**Exercise:** Give every entry again, word for word.

**Extracted data:**

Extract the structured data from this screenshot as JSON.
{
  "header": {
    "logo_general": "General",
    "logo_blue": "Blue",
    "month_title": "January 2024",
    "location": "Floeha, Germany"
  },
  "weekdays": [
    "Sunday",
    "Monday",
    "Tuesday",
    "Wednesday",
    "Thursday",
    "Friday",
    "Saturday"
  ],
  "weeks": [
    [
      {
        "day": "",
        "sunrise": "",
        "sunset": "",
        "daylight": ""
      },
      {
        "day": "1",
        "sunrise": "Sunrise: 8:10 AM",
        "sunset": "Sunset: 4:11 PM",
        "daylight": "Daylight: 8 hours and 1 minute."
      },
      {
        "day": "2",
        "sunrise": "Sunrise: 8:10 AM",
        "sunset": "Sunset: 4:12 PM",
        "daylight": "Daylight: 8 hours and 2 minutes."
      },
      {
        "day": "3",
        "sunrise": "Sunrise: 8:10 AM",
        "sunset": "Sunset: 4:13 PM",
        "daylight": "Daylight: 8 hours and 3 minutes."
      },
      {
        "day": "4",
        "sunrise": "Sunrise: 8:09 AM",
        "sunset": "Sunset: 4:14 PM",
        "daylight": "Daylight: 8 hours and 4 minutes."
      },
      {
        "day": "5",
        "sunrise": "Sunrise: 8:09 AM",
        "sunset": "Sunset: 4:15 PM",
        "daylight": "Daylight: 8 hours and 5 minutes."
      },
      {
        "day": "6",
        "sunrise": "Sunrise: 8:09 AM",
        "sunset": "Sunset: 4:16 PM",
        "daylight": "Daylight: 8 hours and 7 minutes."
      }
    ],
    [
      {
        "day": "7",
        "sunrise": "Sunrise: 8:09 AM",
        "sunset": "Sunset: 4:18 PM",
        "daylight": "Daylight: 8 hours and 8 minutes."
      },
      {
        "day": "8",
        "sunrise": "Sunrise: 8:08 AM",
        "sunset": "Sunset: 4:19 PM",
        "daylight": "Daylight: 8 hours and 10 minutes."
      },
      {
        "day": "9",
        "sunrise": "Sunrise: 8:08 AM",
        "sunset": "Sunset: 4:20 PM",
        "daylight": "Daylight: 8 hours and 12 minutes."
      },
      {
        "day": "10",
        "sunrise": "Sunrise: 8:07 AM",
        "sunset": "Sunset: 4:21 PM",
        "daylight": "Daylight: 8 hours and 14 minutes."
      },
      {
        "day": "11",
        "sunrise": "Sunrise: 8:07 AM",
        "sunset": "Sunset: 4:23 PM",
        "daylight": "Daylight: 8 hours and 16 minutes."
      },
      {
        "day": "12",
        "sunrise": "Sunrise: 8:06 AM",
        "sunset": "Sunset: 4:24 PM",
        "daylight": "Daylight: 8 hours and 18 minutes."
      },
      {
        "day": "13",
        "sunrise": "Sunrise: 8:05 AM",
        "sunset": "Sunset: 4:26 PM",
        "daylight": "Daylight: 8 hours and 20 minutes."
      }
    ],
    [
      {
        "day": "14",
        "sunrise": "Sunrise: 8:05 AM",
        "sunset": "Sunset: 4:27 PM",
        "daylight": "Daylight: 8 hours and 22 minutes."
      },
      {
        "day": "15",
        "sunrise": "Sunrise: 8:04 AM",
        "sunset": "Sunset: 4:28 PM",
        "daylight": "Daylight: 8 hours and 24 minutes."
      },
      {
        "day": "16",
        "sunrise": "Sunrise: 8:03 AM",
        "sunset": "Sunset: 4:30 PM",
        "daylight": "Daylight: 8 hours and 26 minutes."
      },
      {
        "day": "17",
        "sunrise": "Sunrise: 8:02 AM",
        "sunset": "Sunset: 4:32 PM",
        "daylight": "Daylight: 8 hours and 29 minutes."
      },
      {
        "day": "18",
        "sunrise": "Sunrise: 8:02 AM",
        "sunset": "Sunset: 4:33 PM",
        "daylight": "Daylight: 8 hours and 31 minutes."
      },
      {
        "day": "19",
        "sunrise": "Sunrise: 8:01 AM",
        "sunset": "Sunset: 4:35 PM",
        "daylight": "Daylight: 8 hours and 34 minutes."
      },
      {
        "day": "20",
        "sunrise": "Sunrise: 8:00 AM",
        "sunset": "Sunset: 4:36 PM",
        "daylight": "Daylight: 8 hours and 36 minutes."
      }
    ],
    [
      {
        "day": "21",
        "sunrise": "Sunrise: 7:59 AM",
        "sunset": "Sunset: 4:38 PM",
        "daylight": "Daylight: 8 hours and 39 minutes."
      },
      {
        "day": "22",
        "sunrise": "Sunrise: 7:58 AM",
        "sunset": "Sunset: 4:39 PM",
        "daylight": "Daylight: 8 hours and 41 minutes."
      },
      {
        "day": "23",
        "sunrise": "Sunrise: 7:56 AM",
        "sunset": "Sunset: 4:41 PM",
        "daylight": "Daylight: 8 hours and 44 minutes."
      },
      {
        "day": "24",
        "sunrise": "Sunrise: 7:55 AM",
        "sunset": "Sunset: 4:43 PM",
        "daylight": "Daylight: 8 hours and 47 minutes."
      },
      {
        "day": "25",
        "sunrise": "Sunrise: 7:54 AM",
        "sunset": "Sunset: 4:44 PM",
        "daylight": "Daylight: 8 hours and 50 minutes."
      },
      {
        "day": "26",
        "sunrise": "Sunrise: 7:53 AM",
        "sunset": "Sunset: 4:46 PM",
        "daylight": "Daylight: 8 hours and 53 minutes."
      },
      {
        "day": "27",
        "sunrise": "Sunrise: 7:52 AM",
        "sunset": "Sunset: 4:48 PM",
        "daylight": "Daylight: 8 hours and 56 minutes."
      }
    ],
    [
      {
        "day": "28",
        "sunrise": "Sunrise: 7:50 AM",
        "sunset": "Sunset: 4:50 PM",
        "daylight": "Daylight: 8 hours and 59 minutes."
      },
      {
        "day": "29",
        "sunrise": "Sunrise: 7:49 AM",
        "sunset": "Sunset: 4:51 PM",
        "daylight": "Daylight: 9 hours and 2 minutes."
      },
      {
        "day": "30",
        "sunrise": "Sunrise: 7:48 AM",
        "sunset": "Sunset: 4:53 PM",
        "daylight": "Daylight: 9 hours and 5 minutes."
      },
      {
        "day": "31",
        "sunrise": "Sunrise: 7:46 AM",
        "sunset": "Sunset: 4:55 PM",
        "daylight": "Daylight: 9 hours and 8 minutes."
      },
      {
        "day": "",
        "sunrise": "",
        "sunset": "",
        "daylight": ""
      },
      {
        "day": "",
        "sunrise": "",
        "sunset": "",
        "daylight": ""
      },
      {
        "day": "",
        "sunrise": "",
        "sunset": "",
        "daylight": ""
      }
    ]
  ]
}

**Response below:**
Extract the structured data from this screenshot as JSON.
{
  "header": {
    "logo_general": "General",
    "logo_blue": "Blue",
    "month_title": "January 2024",
    "location": "Floeha, Germany"
  },
  "weekdays": [
    "Sunday",
    "Monday",
    "Tuesday",
    "Wednesday",
    "Thursday",
    "Friday",
    "Saturday"
  ],
  "weeks": [
    [
      {
        "day": "",
        "sunrise": "",
        "sunset": "",
        "daylight": ""
      },
      {
        "day": "1",
        "sunrise": "Sunrise: 8:10 AM",
        "sunset": "Sunset: 4:11 PM",
        "daylight": "Daylight: 8 hours and 1 minute."
      },
      {
        "day": "2",
        "sunrise": "Sunrise: 8:10 AM",
        "sunset": "Sunset: 4:12 PM",
        "daylight": "Daylight: 8 hours and 2 minutes."
      },
      {
        "day": "3",
        "sunrise": "Sunrise: 8:10 AM",
        "sunset": "Sunset: 4:13 PM",
        "daylight": "Daylight: 8 hours and 3 minutes."
      },
      {
        "day": "4",
        "sunrise": "Sunrise: 8:09 AM",
        "sunset": "Sunset: 4:14 PM",
        "daylight": "Daylight: 8 hours and 4 minutes."
      },
      {
        "day": "5",
        "sunrise": "Sunrise: 8:09 AM",
        "sunset": "Sunset: 4:15 PM",
        "daylight": "Daylight: 8 hours and 5 minutes."
      },
      {
        "day": "6",
        "sunrise": "Sunrise: 8:09 AM",
        "sunset": "Sunset: 4:16 PM",
        "daylight": "Daylight: 8 hours and 7 minutes."
      }
    ],
    [
      {
        "day": "7",
        "sunrise": "Sunrise: 8:09 AM",
        "sunset": "Sunset: 4:18 PM",
        "daylight": "Daylight: 8 hours and 8 minutes."
      },
      {
        "day": "8",
        "sunrise": "Sunrise: 8:08 AM",
        "sunset": "Sunset: 4:19 PM",
        "daylight": "Daylight: 8 hours and 10 minutes."
      },
      {
        "day": "9",
        "sunrise": "Sunrise: 8:08 AM",
        "sunset": "Sunset: 4:20 PM",
        "daylight": "Daylight: 8 hours and 12 minutes."
      },
      {
        "day": "10",
        "sunrise": "Sunrise: 8:07 AM",
        "sunset": "Sunset: 4:21 PM",
        "daylight": "Daylight: 8 hours and 14 minutes."
      },
      {
        "day": "11",
        "sunrise": "Sunrise: 8:07 AM",
        "sunset": "Sunset: 4:23 PM",
        "daylight": "Daylight: 8 hours and 16 minutes."
      },
      {
        "day": "12",
        "sunrise": "Sunrise: 8:06 AM",
        "sunset": "Sunset: 4:24 PM",
        "daylight": "Daylight: 8 hours and 18 minutes."
      },
      {
        "day": "13",
        "sunrise": "Sunrise: 8:05 AM",
        "sunset": "Sunset: 4:26 PM",
        "daylight": "Daylight: 8 hours and 20 minutes."
      }
    ],
    [
      {
        "day": "14",
        "sunrise": "Sunrise: 8:05 AM",
        "sunset": "Sunset: 4:27 PM",
        "daylight": "Daylight: 8 hours and 22 minutes."
      },
      {
        "day": "15",
        "sunrise": "Sunrise: 8:04 AM",
        "sunset": "Sunset: 4:28 PM",
        "daylight": "Daylight: 8 hours and 24 minutes."
      },
      {
        "day": "16",
        "sunrise": "Sunrise: 8:03 AM",
        "sunset": "Sunset: 4:30 PM",
        "daylight": "Daylight: 8 hours and 26 minutes."
      },
      {
        "day": "17",
        "sunrise": "Sunrise: 8:02 AM",
        "sunset": "Sunset: 4:32 PM",
        "daylight": "Daylight: 8 hours and 29 minutes."
      },
      {
        "day": "18",
        "sunrise": "Sunrise: 8:02 AM",
        "sunset": "Sunset: 4:33 PM",
        "daylight": "Daylight: 8 hours and 31 minutes."
      },
      {
        "day": "19",
        "sunrise": "Sunrise: 8:01 AM",
        "sunset": "Sunset: 4:35 PM",
        "daylight": "Daylight: 8 hours and 34 minutes."
      },
      {
        "day": "20",
        "sunrise": "Sunrise: 8:00 AM",
        "sunset": "Sunset: 4:36 PM",
        "daylight": "Daylight: 8 hours and 36 minutes."
      }
    ],
    [
      {
        "day": "21",
        "sunrise": "Sunrise: 7:59 AM",
        "sunset": "Sunset: 4:38 PM",
        "daylight": "Daylight: 8 hours and 39 minutes."
      },
      {
        "day": "22",
        "sunrise": "Sunrise: 7:58 AM",
        "sunset": "Sunset: 4:39 PM",
        "daylight": "Daylight: 8 hours and 41 minutes."
      },
      {
        "day": "23",
        "sunrise": "Sunrise: 7:56 AM",
        "sunset": "Sunset: 4:41 PM",
        "daylight": "Daylight: 8 hours and 44 minutes."
      },
      {
        "day": "24",
        "sunrise": "Sunrise: 7:55 AM",
        "sunset": "Sunset: 4:43 PM",
        "daylight": "Daylight: 8 hours and 47 minutes."
      },
      {
        "day": "25",
        "sunrise": "Sunrise: 7:54 AM",
        "sunset": "Sunset: 4:44 PM",
        "daylight": "Daylight: 8 hours and 50 minutes."
      },
      {
        "day": "26",
        "sunrise": "Sunrise: 7:53 AM",
        "sunset": "Sunset: 4:46 PM",
        "daylight": "Daylight: 8 hours and 53 minutes."
      },
      {
        "day": "27",
        "sunrise": "Sunrise: 7:52 AM",
        "sunset": "Sunset: 4:48 PM",
        "daylight": "Daylight: 8 hours and 56 minutes."
      }
    ],
    [
      {
        "day": "28",
        "sunrise": "Sunrise: 7:50 AM",
        "sunset": "Sunset: 4:50 PM",
        "daylight": "Daylight: 8 hours and 59 minutes."
      },
      {
        "day": "29",
        "sunrise": "Sunrise: 7:49 AM",
        "sunset": "Sunset: 4:51 PM",
        "daylight": "Daylight: 9 hours and 2 minutes."
      },
      {
        "day": "30",
        "sunrise": "Sunrise: 7:48 AM",
        "sunset": "Sunset: 4:53 PM",
        "daylight": "Daylight: 9 hours and 5 minutes."
      },
      {
        "day": "31",
        "sunrise": "Sunrise: 7:46 AM",
        "sunset": "Sunset: 4:55 PM",
        "daylight": "Daylight: 9 hours and 8 minutes."
      },
      {
        "day": "",
        "sunrise": "",
        "sunset": "",
        "daylight": ""
      },
      {
        "day": "",
        "sunrise": "",
        "sunset": "",
        "daylight": ""
      },
      {
        "day": "",
        "sunrise": "",
        "sunset": "",
        "daylight": ""
      }
    ]
  ]
}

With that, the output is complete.